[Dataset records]
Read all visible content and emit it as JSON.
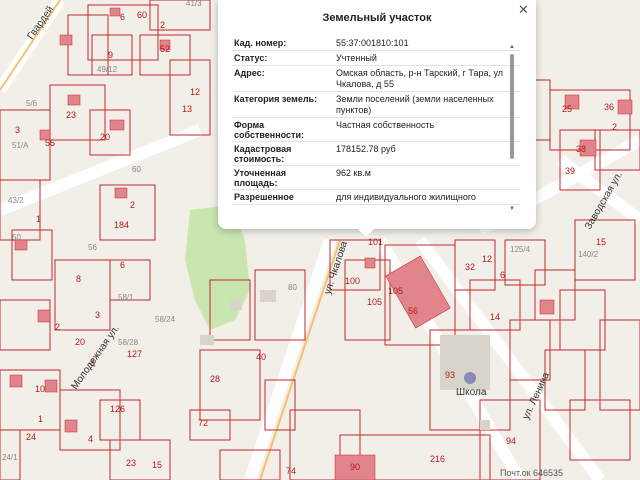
{
  "popup": {
    "title": "Земельный участок",
    "close_icon": "close-icon",
    "rows": [
      {
        "key": "Кад. номер:",
        "value": "55:37:001810:101"
      },
      {
        "key": "Статус:",
        "value": "Учтенный"
      },
      {
        "key": "Адрес:",
        "value": "Омская область, р-н Тарский, г Тара, ул Чкалова, д 55"
      },
      {
        "key": "Категория земель:",
        "value": "Земли поселений (земли населенных пунктов)"
      },
      {
        "key": "Форма собственности:",
        "value": "Частная собственность"
      },
      {
        "key": "Кадастровая стоимость:",
        "value": "178152.78 руб"
      },
      {
        "key": "Уточненная площадь:",
        "value": "962 кв.м"
      },
      {
        "key": "Разрешенное",
        "value": "для индивидуального жилищного"
      }
    ]
  },
  "map": {
    "streets": {
      "gvard": "Гвардей",
      "chkalova": "ул. Чкалова",
      "lenina": "ул. Ленина",
      "zavodskaya": "Заводская ул.",
      "molodezh": "Молодежная ул.",
      "school": "Школа",
      "postcode": "646535"
    },
    "labels": [
      "6",
      "60",
      "41/3",
      "2",
      "29",
      "52",
      "9",
      "49/12",
      "46",
      "12",
      "13",
      "23",
      "20",
      "3",
      "55",
      "51/А",
      "5/6",
      "1",
      "2",
      "184",
      "43/2",
      "56",
      "60",
      "105",
      "100",
      "101",
      "105",
      "56",
      "32",
      "12",
      "6",
      "125/4",
      "15",
      "140/2",
      "25",
      "38",
      "39",
      "36",
      "2",
      "8",
      "58/1",
      "6",
      "58/24",
      "58/28",
      "127",
      "40",
      "80",
      "28",
      "72",
      "126",
      "8",
      "10",
      "20",
      "4",
      "24/1",
      "24",
      "1",
      "23",
      "15",
      "74",
      "90",
      "216",
      "93",
      "94",
      "14",
      "3",
      "2",
      "50"
    ]
  },
  "watermark": "Почт.ок 646535"
}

WHAT IS BEING ASKED: Using the listing above, locate the lines that hold "value" and copy each one.

EXERCISE RESPONSE:
        "value": "55:37:001810:101"
        "value": "Учтенный"
        "value": "Омская область, р-н Тарский, г Тара, ул Чкалова, д 55"
        "value": "Земли поселений (земли населенных пунктов)"
        "value": "Частная собственность"
        "value": "178152.78 руб"
        "value": "962 кв.м"
        "value": "для индивидуального жилищного"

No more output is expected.